§ **Stated task**:
Filter the entries and keep only the lines where the string "image" appears.
<<<<
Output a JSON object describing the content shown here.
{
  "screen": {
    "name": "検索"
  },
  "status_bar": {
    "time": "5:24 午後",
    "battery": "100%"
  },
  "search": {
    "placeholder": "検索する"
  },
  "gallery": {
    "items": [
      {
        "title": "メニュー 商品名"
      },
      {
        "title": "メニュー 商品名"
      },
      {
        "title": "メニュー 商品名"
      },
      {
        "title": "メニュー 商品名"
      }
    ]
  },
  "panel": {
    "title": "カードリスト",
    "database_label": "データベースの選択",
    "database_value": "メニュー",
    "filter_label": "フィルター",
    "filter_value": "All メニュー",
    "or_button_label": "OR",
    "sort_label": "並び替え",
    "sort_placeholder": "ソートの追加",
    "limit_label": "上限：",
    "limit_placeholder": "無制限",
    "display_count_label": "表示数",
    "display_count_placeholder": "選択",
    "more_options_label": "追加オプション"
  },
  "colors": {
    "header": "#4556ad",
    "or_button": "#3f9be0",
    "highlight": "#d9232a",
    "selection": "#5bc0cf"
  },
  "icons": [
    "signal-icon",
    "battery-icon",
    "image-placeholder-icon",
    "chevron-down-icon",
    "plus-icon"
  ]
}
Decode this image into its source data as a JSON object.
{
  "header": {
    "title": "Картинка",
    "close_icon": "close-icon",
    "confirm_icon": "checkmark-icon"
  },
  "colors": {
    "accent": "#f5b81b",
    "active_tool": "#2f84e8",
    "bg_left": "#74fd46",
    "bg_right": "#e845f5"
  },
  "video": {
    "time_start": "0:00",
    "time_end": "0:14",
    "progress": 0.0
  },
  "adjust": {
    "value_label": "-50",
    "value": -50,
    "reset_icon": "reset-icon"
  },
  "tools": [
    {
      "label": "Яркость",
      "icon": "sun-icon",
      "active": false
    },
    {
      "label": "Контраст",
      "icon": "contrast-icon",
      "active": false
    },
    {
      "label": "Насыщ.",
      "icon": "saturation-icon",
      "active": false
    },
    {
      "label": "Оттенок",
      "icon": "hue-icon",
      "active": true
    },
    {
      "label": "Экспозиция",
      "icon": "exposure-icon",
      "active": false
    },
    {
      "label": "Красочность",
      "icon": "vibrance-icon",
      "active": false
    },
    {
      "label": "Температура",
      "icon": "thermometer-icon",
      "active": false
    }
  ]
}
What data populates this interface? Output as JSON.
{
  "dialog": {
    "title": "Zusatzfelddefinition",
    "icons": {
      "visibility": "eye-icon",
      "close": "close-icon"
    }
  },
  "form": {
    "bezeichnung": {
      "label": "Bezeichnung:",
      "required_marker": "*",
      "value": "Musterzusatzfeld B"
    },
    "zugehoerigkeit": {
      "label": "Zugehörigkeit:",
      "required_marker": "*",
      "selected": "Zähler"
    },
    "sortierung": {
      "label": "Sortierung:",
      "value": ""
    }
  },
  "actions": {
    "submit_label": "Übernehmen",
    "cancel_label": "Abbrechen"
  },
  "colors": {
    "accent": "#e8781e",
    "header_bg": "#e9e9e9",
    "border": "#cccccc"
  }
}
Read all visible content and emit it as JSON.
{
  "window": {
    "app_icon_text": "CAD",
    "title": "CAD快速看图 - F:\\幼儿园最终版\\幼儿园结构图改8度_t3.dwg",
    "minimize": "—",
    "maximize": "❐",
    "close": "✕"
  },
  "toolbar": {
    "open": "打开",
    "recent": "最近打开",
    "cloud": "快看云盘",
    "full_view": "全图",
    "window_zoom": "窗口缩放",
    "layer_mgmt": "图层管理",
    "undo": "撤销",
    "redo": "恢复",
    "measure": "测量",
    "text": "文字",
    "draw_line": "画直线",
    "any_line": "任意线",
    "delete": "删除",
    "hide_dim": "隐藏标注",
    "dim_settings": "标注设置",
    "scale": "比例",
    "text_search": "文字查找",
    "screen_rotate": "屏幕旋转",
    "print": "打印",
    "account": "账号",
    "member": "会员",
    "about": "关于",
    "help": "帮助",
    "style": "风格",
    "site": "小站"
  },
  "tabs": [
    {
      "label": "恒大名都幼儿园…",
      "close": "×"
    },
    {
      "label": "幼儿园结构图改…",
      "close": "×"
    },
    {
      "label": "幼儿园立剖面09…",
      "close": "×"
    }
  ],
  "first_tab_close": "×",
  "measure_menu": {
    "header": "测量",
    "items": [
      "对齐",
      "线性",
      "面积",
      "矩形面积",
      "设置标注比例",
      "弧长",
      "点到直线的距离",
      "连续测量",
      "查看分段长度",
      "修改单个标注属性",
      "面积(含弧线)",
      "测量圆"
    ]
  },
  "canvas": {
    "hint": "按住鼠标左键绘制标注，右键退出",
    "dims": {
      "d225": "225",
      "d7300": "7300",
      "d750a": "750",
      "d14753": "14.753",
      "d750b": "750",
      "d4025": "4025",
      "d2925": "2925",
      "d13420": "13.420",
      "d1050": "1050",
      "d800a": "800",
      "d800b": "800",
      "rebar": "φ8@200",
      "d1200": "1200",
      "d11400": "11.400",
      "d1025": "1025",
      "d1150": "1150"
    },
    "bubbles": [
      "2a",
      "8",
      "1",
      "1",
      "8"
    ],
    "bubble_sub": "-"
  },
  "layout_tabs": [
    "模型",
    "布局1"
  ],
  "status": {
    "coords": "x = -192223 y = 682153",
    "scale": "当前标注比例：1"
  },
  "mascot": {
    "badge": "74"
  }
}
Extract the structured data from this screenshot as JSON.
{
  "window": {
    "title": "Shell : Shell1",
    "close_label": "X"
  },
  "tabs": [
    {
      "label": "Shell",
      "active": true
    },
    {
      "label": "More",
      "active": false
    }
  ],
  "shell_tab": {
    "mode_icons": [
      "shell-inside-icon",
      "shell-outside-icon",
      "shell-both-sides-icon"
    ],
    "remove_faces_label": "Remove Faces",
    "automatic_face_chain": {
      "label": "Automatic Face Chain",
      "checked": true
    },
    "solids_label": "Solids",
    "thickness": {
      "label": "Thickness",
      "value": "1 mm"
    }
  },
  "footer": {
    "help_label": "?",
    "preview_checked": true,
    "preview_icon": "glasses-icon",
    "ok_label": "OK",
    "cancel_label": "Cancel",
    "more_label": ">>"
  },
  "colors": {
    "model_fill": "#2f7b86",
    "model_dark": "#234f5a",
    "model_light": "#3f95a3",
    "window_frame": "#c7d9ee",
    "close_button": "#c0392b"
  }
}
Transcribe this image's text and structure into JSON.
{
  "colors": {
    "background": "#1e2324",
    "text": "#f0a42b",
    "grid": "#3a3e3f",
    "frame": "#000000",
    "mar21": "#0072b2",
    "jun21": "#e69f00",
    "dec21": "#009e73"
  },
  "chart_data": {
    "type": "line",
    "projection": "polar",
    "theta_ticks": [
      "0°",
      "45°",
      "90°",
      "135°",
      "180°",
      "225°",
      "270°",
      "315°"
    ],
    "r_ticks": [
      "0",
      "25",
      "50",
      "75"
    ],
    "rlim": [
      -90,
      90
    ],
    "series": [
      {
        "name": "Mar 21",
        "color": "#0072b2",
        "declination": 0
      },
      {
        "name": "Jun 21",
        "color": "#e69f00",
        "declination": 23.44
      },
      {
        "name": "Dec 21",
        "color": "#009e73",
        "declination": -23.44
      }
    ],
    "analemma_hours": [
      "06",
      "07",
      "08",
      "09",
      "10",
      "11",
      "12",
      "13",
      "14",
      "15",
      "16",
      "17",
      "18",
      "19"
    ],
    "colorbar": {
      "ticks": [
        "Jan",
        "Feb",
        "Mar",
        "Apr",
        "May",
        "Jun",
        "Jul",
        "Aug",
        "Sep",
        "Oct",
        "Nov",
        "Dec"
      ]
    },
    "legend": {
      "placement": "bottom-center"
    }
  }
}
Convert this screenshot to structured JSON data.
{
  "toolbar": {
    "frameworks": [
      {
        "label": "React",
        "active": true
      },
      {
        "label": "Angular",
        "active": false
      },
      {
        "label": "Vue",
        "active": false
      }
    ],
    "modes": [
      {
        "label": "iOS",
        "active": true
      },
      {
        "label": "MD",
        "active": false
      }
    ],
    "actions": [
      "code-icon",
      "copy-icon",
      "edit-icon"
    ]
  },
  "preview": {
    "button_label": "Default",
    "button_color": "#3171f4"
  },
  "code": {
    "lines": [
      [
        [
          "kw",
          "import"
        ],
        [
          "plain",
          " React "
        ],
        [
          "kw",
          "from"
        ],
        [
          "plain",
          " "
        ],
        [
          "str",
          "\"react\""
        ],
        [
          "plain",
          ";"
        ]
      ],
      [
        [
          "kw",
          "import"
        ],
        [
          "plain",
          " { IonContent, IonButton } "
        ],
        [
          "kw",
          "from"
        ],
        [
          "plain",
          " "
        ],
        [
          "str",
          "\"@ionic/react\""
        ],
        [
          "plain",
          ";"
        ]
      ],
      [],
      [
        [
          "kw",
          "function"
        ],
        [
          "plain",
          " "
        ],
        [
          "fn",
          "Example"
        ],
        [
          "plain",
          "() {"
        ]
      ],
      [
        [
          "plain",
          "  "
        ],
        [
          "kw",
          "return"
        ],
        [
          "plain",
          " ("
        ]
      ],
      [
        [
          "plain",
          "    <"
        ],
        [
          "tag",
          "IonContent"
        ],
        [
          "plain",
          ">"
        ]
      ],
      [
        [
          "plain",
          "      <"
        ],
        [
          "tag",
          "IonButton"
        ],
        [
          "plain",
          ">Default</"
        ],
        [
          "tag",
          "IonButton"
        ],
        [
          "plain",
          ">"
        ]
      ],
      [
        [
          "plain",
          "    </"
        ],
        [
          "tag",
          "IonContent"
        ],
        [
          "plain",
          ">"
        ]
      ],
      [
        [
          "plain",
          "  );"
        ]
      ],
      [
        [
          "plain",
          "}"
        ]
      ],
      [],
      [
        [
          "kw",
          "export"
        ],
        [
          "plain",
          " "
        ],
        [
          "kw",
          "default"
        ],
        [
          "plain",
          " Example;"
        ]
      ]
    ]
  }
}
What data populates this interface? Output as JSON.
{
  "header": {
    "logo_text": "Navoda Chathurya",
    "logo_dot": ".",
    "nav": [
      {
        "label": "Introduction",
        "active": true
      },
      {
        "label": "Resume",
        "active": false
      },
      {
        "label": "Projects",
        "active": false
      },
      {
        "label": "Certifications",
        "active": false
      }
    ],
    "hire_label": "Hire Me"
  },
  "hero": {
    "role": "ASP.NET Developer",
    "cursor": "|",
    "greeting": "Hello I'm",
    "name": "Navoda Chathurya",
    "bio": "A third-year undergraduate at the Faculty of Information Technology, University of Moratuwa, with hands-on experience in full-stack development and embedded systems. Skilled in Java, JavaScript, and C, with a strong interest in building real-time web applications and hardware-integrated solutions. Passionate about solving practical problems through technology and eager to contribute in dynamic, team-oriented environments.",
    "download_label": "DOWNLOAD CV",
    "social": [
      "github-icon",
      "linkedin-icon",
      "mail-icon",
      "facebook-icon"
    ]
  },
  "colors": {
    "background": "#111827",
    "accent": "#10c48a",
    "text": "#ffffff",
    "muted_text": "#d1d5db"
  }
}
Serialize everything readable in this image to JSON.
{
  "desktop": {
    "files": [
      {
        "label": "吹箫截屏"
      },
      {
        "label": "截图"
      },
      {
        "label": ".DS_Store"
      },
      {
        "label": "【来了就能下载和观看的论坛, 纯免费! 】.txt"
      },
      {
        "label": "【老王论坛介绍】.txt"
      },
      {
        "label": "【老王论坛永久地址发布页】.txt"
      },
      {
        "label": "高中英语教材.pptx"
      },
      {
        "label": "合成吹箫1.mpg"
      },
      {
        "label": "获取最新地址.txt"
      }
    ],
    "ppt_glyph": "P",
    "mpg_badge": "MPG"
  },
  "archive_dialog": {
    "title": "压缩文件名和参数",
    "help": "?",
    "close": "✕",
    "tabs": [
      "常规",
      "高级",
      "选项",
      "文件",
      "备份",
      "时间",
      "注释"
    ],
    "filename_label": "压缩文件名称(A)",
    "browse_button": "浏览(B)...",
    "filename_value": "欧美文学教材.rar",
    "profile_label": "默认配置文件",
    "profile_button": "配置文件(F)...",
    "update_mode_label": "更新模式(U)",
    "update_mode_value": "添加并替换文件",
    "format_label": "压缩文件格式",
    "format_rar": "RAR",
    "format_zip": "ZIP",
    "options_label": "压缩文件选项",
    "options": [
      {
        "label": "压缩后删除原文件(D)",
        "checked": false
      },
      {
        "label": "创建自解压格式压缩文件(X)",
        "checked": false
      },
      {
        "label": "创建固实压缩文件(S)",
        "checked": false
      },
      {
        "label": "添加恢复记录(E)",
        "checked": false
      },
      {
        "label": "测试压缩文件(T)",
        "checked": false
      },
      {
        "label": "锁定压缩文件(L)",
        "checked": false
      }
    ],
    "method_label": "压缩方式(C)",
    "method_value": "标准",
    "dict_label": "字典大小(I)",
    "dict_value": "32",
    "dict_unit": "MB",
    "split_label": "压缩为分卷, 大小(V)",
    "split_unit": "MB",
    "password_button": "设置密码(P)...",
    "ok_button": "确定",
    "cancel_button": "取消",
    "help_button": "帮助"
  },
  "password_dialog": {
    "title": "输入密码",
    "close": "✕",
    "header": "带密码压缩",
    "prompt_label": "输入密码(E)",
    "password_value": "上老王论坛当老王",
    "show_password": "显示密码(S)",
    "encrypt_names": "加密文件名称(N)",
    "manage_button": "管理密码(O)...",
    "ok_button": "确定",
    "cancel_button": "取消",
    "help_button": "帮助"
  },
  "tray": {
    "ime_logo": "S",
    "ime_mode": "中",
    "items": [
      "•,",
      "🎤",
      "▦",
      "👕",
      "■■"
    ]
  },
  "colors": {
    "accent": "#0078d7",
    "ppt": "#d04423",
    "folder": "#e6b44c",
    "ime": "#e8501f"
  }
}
>>>>
§ **Solution to the problem**:
    "image-placeholder-icon",
Decode this image into its source data as a JSON object.
Transcribe this image's text and structure into JSON.
Serialize everything readable in this image to JSON.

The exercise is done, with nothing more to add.